Task instructions ▸
Would you transcribe the listing that follows, character for character, and omit its images?
---------- Data in this exercise ----------
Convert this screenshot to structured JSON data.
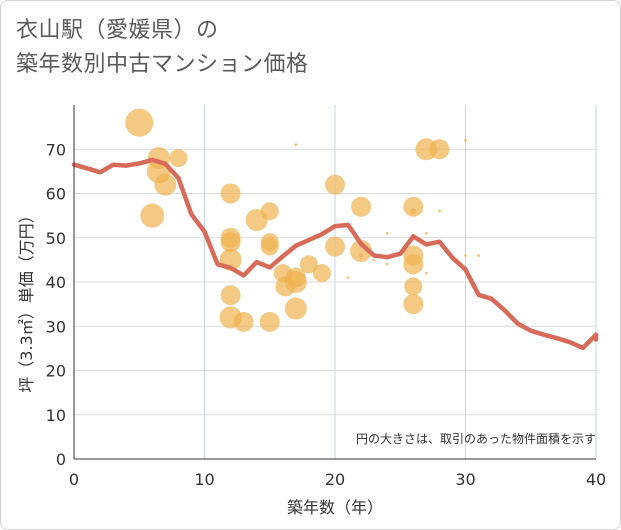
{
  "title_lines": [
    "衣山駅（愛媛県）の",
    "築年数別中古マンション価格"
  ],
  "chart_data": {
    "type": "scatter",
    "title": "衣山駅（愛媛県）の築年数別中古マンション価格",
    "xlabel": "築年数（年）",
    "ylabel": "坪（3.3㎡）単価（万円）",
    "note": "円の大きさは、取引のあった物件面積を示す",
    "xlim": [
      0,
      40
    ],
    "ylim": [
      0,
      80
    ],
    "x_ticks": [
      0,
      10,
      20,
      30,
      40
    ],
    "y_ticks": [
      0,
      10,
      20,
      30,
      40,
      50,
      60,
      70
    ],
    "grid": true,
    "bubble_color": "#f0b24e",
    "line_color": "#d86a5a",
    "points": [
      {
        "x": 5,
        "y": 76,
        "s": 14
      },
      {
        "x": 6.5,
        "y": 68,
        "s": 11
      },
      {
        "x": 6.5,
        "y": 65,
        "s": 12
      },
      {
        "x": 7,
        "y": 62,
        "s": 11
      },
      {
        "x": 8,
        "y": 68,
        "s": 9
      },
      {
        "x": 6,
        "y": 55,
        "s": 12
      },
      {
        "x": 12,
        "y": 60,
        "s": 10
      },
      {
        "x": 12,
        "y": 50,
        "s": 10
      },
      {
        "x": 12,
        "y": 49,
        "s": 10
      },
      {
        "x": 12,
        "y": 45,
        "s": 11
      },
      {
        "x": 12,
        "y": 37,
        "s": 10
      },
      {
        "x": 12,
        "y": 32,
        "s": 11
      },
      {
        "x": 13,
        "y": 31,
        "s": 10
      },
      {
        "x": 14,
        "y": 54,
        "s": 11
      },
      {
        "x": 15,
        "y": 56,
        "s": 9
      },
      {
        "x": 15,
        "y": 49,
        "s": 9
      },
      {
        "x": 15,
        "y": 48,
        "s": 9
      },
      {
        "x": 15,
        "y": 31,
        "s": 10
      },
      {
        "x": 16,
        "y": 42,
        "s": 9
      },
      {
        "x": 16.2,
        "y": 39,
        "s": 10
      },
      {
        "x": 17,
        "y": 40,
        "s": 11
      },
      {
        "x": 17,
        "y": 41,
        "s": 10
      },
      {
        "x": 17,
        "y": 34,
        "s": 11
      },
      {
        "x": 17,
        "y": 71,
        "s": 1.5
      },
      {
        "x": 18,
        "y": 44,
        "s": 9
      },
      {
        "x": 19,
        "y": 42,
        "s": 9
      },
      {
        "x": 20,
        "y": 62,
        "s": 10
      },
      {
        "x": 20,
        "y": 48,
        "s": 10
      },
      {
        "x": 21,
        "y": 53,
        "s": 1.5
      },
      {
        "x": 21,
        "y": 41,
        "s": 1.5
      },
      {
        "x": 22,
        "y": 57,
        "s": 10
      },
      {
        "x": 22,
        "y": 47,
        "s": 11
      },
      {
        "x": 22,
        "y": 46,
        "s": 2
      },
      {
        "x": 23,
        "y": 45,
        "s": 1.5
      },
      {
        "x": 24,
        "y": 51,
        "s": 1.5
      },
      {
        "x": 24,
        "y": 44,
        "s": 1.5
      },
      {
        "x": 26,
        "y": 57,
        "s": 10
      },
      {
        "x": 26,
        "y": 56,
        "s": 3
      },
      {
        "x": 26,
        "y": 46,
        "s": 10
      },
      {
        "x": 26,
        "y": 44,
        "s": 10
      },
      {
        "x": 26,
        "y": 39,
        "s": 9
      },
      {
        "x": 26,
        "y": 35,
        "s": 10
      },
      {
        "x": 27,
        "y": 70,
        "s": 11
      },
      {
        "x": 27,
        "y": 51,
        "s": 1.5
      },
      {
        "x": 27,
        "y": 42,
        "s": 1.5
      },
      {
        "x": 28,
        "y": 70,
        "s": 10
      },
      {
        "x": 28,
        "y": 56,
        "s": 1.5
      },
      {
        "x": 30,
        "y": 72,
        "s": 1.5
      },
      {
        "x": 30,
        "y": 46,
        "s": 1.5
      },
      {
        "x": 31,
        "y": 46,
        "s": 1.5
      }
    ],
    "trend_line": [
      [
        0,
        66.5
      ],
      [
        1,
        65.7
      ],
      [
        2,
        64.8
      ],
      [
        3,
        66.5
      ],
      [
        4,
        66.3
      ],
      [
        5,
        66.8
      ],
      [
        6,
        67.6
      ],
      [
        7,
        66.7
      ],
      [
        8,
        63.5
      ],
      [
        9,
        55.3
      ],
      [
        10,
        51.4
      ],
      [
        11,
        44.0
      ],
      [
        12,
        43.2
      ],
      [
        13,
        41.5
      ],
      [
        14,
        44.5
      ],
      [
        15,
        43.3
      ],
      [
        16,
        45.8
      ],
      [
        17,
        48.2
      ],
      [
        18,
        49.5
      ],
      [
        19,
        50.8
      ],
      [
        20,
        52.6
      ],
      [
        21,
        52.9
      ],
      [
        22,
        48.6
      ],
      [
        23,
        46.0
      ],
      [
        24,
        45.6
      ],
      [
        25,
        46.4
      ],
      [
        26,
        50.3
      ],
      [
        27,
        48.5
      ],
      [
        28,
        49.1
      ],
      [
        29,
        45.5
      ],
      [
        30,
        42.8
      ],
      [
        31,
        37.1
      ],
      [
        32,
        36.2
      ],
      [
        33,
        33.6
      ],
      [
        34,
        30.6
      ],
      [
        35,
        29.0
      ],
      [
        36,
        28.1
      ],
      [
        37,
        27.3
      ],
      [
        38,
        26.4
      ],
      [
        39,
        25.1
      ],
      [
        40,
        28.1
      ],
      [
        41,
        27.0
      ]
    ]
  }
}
----------
Result of the exercise ▸
Convert this screenshot to structured JSON data.
{
  "title_lines": [
    "衣山駅（愛媛県）の",
    "築年数別中古マンション価格"
  ],
  "chart_data": {
    "type": "scatter",
    "title": "衣山駅（愛媛県）の築年数別中古マンション価格",
    "xlabel": "築年数（年）",
    "ylabel": "坪（3.3㎡）単価（万円）",
    "note": "円の大きさは、取引のあった物件面積を示す",
    "xlim": [
      0,
      40
    ],
    "ylim": [
      0,
      80
    ],
    "x_ticks": [
      0,
      10,
      20,
      30,
      40
    ],
    "y_ticks": [
      0,
      10,
      20,
      30,
      40,
      50,
      60,
      70
    ],
    "grid": true,
    "bubble_color": "#f0b24e",
    "line_color": "#d86a5a",
    "points": [
      {
        "x": 5,
        "y": 76,
        "s": 14
      },
      {
        "x": 6.5,
        "y": 68,
        "s": 11
      },
      {
        "x": 6.5,
        "y": 65,
        "s": 12
      },
      {
        "x": 7,
        "y": 62,
        "s": 11
      },
      {
        "x": 8,
        "y": 68,
        "s": 9
      },
      {
        "x": 6,
        "y": 55,
        "s": 12
      },
      {
        "x": 12,
        "y": 60,
        "s": 10
      },
      {
        "x": 12,
        "y": 50,
        "s": 10
      },
      {
        "x": 12,
        "y": 49,
        "s": 10
      },
      {
        "x": 12,
        "y": 45,
        "s": 11
      },
      {
        "x": 12,
        "y": 37,
        "s": 10
      },
      {
        "x": 12,
        "y": 32,
        "s": 11
      },
      {
        "x": 13,
        "y": 31,
        "s": 10
      },
      {
        "x": 14,
        "y": 54,
        "s": 11
      },
      {
        "x": 15,
        "y": 56,
        "s": 9
      },
      {
        "x": 15,
        "y": 49,
        "s": 9
      },
      {
        "x": 15,
        "y": 48,
        "s": 9
      },
      {
        "x": 15,
        "y": 31,
        "s": 10
      },
      {
        "x": 16,
        "y": 42,
        "s": 9
      },
      {
        "x": 16.2,
        "y": 39,
        "s": 10
      },
      {
        "x": 17,
        "y": 40,
        "s": 11
      },
      {
        "x": 17,
        "y": 41,
        "s": 10
      },
      {
        "x": 17,
        "y": 34,
        "s": 11
      },
      {
        "x": 17,
        "y": 71,
        "s": 1.5
      },
      {
        "x": 18,
        "y": 44,
        "s": 9
      },
      {
        "x": 19,
        "y": 42,
        "s": 9
      },
      {
        "x": 20,
        "y": 62,
        "s": 10
      },
      {
        "x": 20,
        "y": 48,
        "s": 10
      },
      {
        "x": 21,
        "y": 53,
        "s": 1.5
      },
      {
        "x": 21,
        "y": 41,
        "s": 1.5
      },
      {
        "x": 22,
        "y": 57,
        "s": 10
      },
      {
        "x": 22,
        "y": 47,
        "s": 11
      },
      {
        "x": 22,
        "y": 46,
        "s": 2
      },
      {
        "x": 23,
        "y": 45,
        "s": 1.5
      },
      {
        "x": 24,
        "y": 51,
        "s": 1.5
      },
      {
        "x": 24,
        "y": 44,
        "s": 1.5
      },
      {
        "x": 26,
        "y": 57,
        "s": 10
      },
      {
        "x": 26,
        "y": 56,
        "s": 3
      },
      {
        "x": 26,
        "y": 46,
        "s": 10
      },
      {
        "x": 26,
        "y": 44,
        "s": 10
      },
      {
        "x": 26,
        "y": 39,
        "s": 9
      },
      {
        "x": 26,
        "y": 35,
        "s": 10
      },
      {
        "x": 27,
        "y": 70,
        "s": 11
      },
      {
        "x": 27,
        "y": 51,
        "s": 1.5
      },
      {
        "x": 27,
        "y": 42,
        "s": 1.5
      },
      {
        "x": 28,
        "y": 70,
        "s": 10
      },
      {
        "x": 28,
        "y": 56,
        "s": 1.5
      },
      {
        "x": 30,
        "y": 72,
        "s": 1.5
      },
      {
        "x": 30,
        "y": 46,
        "s": 1.5
      },
      {
        "x": 31,
        "y": 46,
        "s": 1.5
      }
    ],
    "trend_line": [
      [
        0,
        66.5
      ],
      [
        1,
        65.7
      ],
      [
        2,
        64.8
      ],
      [
        3,
        66.5
      ],
      [
        4,
        66.3
      ],
      [
        5,
        66.8
      ],
      [
        6,
        67.6
      ],
      [
        7,
        66.7
      ],
      [
        8,
        63.5
      ],
      [
        9,
        55.3
      ],
      [
        10,
        51.4
      ],
      [
        11,
        44.0
      ],
      [
        12,
        43.2
      ],
      [
        13,
        41.5
      ],
      [
        14,
        44.5
      ],
      [
        15,
        43.3
      ],
      [
        16,
        45.8
      ],
      [
        17,
        48.2
      ],
      [
        18,
        49.5
      ],
      [
        19,
        50.8
      ],
      [
        20,
        52.6
      ],
      [
        21,
        52.9
      ],
      [
        22,
        48.6
      ],
      [
        23,
        46.0
      ],
      [
        24,
        45.6
      ],
      [
        25,
        46.4
      ],
      [
        26,
        50.3
      ],
      [
        27,
        48.5
      ],
      [
        28,
        49.1
      ],
      [
        29,
        45.5
      ],
      [
        30,
        42.8
      ],
      [
        31,
        37.1
      ],
      [
        32,
        36.2
      ],
      [
        33,
        33.6
      ],
      [
        34,
        30.6
      ],
      [
        35,
        29.0
      ],
      [
        36,
        28.1
      ],
      [
        37,
        27.3
      ],
      [
        38,
        26.4
      ],
      [
        39,
        25.1
      ],
      [
        40,
        28.1
      ],
      [
        41,
        27.0
      ]
    ]
  }
}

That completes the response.